Request: Exact repetition of every entry is required.

[Records that describe figures]
──────
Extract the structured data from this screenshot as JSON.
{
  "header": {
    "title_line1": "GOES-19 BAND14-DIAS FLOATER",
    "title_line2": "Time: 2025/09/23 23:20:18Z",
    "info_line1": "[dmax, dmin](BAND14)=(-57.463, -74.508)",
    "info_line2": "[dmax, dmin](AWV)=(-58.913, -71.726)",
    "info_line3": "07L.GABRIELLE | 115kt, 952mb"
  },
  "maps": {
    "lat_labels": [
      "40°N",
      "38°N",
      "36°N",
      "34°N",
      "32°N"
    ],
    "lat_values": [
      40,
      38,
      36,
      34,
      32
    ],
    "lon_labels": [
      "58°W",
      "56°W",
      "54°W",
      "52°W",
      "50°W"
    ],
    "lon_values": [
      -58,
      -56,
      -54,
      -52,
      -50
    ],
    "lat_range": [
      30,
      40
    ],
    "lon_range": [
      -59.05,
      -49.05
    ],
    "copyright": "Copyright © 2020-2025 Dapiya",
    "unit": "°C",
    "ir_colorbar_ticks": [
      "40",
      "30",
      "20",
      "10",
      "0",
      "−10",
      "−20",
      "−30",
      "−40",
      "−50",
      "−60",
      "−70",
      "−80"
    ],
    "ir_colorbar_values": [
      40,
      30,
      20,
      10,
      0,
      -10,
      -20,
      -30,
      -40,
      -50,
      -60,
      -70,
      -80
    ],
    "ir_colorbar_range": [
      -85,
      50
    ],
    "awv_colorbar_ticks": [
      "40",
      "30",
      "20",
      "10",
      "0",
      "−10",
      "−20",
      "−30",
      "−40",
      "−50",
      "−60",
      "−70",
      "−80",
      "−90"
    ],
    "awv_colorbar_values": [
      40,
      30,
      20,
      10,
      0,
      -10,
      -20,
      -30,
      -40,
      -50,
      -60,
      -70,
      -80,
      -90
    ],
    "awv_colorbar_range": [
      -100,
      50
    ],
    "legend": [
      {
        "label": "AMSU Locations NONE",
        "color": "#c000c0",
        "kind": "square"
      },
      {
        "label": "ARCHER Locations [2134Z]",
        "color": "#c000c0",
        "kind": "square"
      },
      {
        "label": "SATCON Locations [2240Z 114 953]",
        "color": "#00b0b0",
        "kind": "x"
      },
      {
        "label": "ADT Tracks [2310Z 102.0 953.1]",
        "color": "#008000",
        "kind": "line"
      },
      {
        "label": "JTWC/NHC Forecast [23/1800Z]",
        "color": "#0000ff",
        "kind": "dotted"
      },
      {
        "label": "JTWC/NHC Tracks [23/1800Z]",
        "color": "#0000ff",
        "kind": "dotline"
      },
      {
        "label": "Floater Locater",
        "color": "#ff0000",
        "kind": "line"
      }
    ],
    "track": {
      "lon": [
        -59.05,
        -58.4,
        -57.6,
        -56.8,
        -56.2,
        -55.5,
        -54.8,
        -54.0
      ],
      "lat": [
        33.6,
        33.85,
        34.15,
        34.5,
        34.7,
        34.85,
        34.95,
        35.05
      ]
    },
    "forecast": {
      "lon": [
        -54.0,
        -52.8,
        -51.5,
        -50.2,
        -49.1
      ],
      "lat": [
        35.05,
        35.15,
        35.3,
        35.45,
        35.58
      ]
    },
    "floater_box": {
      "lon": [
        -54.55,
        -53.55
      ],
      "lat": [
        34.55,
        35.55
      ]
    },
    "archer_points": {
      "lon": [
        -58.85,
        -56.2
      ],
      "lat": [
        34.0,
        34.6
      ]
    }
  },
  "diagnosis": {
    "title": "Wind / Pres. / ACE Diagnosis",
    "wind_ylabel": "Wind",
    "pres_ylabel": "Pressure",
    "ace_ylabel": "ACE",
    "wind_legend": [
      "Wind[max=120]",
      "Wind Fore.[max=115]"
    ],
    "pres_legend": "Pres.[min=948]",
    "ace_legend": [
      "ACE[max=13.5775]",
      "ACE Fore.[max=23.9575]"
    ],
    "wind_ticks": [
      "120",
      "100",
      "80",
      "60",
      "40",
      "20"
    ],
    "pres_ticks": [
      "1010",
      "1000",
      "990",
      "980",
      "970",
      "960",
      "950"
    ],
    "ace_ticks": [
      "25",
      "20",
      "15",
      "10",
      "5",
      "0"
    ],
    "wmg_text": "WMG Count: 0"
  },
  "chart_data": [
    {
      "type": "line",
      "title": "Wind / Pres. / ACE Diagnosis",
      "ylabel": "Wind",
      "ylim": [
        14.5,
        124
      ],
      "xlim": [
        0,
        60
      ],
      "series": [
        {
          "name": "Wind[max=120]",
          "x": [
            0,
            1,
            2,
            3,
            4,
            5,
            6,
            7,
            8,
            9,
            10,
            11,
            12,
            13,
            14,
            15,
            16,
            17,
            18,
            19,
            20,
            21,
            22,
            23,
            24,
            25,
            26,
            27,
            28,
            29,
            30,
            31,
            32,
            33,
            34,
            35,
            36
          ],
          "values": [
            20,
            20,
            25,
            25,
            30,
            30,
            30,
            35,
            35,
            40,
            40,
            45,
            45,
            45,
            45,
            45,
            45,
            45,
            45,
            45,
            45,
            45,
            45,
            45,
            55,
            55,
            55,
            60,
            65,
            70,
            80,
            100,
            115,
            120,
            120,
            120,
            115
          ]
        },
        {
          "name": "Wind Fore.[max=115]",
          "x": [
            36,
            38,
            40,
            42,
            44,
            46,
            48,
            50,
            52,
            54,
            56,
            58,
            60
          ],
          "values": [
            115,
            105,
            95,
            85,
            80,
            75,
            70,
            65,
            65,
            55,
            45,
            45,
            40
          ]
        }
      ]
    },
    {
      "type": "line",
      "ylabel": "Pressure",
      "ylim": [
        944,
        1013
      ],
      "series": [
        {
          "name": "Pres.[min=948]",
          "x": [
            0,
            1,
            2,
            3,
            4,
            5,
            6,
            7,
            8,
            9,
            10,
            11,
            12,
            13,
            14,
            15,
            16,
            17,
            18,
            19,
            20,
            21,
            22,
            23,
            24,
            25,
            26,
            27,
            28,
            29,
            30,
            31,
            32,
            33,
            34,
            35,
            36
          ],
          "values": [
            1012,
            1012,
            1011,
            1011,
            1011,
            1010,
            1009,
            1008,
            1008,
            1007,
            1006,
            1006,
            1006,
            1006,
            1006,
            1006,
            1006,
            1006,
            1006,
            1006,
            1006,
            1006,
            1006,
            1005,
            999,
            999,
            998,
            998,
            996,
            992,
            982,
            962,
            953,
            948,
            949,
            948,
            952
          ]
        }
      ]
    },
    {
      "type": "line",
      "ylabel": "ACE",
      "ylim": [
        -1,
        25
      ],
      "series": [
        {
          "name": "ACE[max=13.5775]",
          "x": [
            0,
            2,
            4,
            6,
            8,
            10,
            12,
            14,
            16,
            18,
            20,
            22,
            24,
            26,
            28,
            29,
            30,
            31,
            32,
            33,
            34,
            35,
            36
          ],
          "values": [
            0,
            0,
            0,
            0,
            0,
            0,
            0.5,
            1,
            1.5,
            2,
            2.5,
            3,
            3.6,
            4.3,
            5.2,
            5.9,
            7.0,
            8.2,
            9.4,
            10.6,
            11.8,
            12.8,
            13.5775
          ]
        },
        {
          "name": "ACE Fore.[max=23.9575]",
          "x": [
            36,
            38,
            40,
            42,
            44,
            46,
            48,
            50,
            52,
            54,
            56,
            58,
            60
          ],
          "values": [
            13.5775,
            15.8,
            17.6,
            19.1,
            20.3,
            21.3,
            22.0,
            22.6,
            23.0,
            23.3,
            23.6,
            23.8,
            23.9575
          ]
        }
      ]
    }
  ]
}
──────
Response to this task:
Extract the structured data from this screenshot as JSON.
{
  "header": {
    "title_line1": "GOES-19 BAND14-DIAS FLOATER",
    "title_line2": "Time: 2025/09/23 23:20:18Z",
    "info_line1": "[dmax, dmin](BAND14)=(-57.463, -74.508)",
    "info_line2": "[dmax, dmin](AWV)=(-58.913, -71.726)",
    "info_line3": "07L.GABRIELLE | 115kt, 952mb"
  },
  "maps": {
    "lat_labels": [
      "40°N",
      "38°N",
      "36°N",
      "34°N",
      "32°N"
    ],
    "lat_values": [
      40,
      38,
      36,
      34,
      32
    ],
    "lon_labels": [
      "58°W",
      "56°W",
      "54°W",
      "52°W",
      "50°W"
    ],
    "lon_values": [
      -58,
      -56,
      -54,
      -52,
      -50
    ],
    "lat_range": [
      30,
      40
    ],
    "lon_range": [
      -59.05,
      -49.05
    ],
    "copyright": "Copyright © 2020-2025 Dapiya",
    "unit": "°C",
    "ir_colorbar_ticks": [
      "40",
      "30",
      "20",
      "10",
      "0",
      "−10",
      "−20",
      "−30",
      "−40",
      "−50",
      "−60",
      "−70",
      "−80"
    ],
    "ir_colorbar_values": [
      40,
      30,
      20,
      10,
      0,
      -10,
      -20,
      -30,
      -40,
      -50,
      -60,
      -70,
      -80
    ],
    "ir_colorbar_range": [
      -85,
      50
    ],
    "awv_colorbar_ticks": [
      "40",
      "30",
      "20",
      "10",
      "0",
      "−10",
      "−20",
      "−30",
      "−40",
      "−50",
      "−60",
      "−70",
      "−80",
      "−90"
    ],
    "awv_colorbar_values": [
      40,
      30,
      20,
      10,
      0,
      -10,
      -20,
      -30,
      -40,
      -50,
      -60,
      -70,
      -80,
      -90
    ],
    "awv_colorbar_range": [
      -100,
      50
    ],
    "legend": [
      {
        "label": "AMSU Locations NONE",
        "color": "#c000c0",
        "kind": "square"
      },
      {
        "label": "ARCHER Locations [2134Z]",
        "color": "#c000c0",
        "kind": "square"
      },
      {
        "label": "SATCON Locations [2240Z 114 953]",
        "color": "#00b0b0",
        "kind": "x"
      },
      {
        "label": "ADT Tracks [2310Z 102.0 953.1]",
        "color": "#008000",
        "kind": "line"
      },
      {
        "label": "JTWC/NHC Forecast [23/1800Z]",
        "color": "#0000ff",
        "kind": "dotted"
      },
      {
        "label": "JTWC/NHC Tracks [23/1800Z]",
        "color": "#0000ff",
        "kind": "dotline"
      },
      {
        "label": "Floater Locater",
        "color": "#ff0000",
        "kind": "line"
      }
    ],
    "track": {
      "lon": [
        -59.05,
        -58.4,
        -57.6,
        -56.8,
        -56.2,
        -55.5,
        -54.8,
        -54.0
      ],
      "lat": [
        33.6,
        33.85,
        34.15,
        34.5,
        34.7,
        34.85,
        34.95,
        35.05
      ]
    },
    "forecast": {
      "lon": [
        -54.0,
        -52.8,
        -51.5,
        -50.2,
        -49.1
      ],
      "lat": [
        35.05,
        35.15,
        35.3,
        35.45,
        35.58
      ]
    },
    "floater_box": {
      "lon": [
        -54.55,
        -53.55
      ],
      "lat": [
        34.55,
        35.55
      ]
    },
    "archer_points": {
      "lon": [
        -58.85,
        -56.2
      ],
      "lat": [
        34.0,
        34.6
      ]
    }
  },
  "diagnosis": {
    "title": "Wind / Pres. / ACE Diagnosis",
    "wind_ylabel": "Wind",
    "pres_ylabel": "Pressure",
    "ace_ylabel": "ACE",
    "wind_legend": [
      "Wind[max=120]",
      "Wind Fore.[max=115]"
    ],
    "pres_legend": "Pres.[min=948]",
    "ace_legend": [
      "ACE[max=13.5775]",
      "ACE Fore.[max=23.9575]"
    ],
    "wind_ticks": [
      "120",
      "100",
      "80",
      "60",
      "40",
      "20"
    ],
    "pres_ticks": [
      "1010",
      "1000",
      "990",
      "980",
      "970",
      "960",
      "950"
    ],
    "ace_ticks": [
      "25",
      "20",
      "15",
      "10",
      "5",
      "0"
    ],
    "wmg_text": "WMG Count: 0"
  },
  "chart_data": [
    {
      "type": "line",
      "title": "Wind / Pres. / ACE Diagnosis",
      "ylabel": "Wind",
      "ylim": [
        14.5,
        124
      ],
      "xlim": [
        0,
        60
      ],
      "series": [
        {
          "name": "Wind[max=120]",
          "x": [
            0,
            1,
            2,
            3,
            4,
            5,
            6,
            7,
            8,
            9,
            10,
            11,
            12,
            13,
            14,
            15,
            16,
            17,
            18,
            19,
            20,
            21,
            22,
            23,
            24,
            25,
            26,
            27,
            28,
            29,
            30,
            31,
            32,
            33,
            34,
            35,
            36
          ],
          "values": [
            20,
            20,
            25,
            25,
            30,
            30,
            30,
            35,
            35,
            40,
            40,
            45,
            45,
            45,
            45,
            45,
            45,
            45,
            45,
            45,
            45,
            45,
            45,
            45,
            55,
            55,
            55,
            60,
            65,
            70,
            80,
            100,
            115,
            120,
            120,
            120,
            115
          ]
        },
        {
          "name": "Wind Fore.[max=115]",
          "x": [
            36,
            38,
            40,
            42,
            44,
            46,
            48,
            50,
            52,
            54,
            56,
            58,
            60
          ],
          "values": [
            115,
            105,
            95,
            85,
            80,
            75,
            70,
            65,
            65,
            55,
            45,
            45,
            40
          ]
        }
      ]
    },
    {
      "type": "line",
      "ylabel": "Pressure",
      "ylim": [
        944,
        1013
      ],
      "series": [
        {
          "name": "Pres.[min=948]",
          "x": [
            0,
            1,
            2,
            3,
            4,
            5,
            6,
            7,
            8,
            9,
            10,
            11,
            12,
            13,
            14,
            15,
            16,
            17,
            18,
            19,
            20,
            21,
            22,
            23,
            24,
            25,
            26,
            27,
            28,
            29,
            30,
            31,
            32,
            33,
            34,
            35,
            36
          ],
          "values": [
            1012,
            1012,
            1011,
            1011,
            1011,
            1010,
            1009,
            1008,
            1008,
            1007,
            1006,
            1006,
            1006,
            1006,
            1006,
            1006,
            1006,
            1006,
            1006,
            1006,
            1006,
            1006,
            1006,
            1005,
            999,
            999,
            998,
            998,
            996,
            992,
            982,
            962,
            953,
            948,
            949,
            948,
            952
          ]
        }
      ]
    },
    {
      "type": "line",
      "ylabel": "ACE",
      "ylim": [
        -1,
        25
      ],
      "series": [
        {
          "name": "ACE[max=13.5775]",
          "x": [
            0,
            2,
            4,
            6,
            8,
            10,
            12,
            14,
            16,
            18,
            20,
            22,
            24,
            26,
            28,
            29,
            30,
            31,
            32,
            33,
            34,
            35,
            36
          ],
          "values": [
            0,
            0,
            0,
            0,
            0,
            0,
            0.5,
            1,
            1.5,
            2,
            2.5,
            3,
            3.6,
            4.3,
            5.2,
            5.9,
            7.0,
            8.2,
            9.4,
            10.6,
            11.8,
            12.8,
            13.5775
          ]
        },
        {
          "name": "ACE Fore.[max=23.9575]",
          "x": [
            36,
            38,
            40,
            42,
            44,
            46,
            48,
            50,
            52,
            54,
            56,
            58,
            60
          ],
          "values": [
            13.5775,
            15.8,
            17.6,
            19.1,
            20.3,
            21.3,
            22.0,
            22.6,
            23.0,
            23.3,
            23.6,
            23.8,
            23.9575
          ]
        }
      ]
    }
  ]
}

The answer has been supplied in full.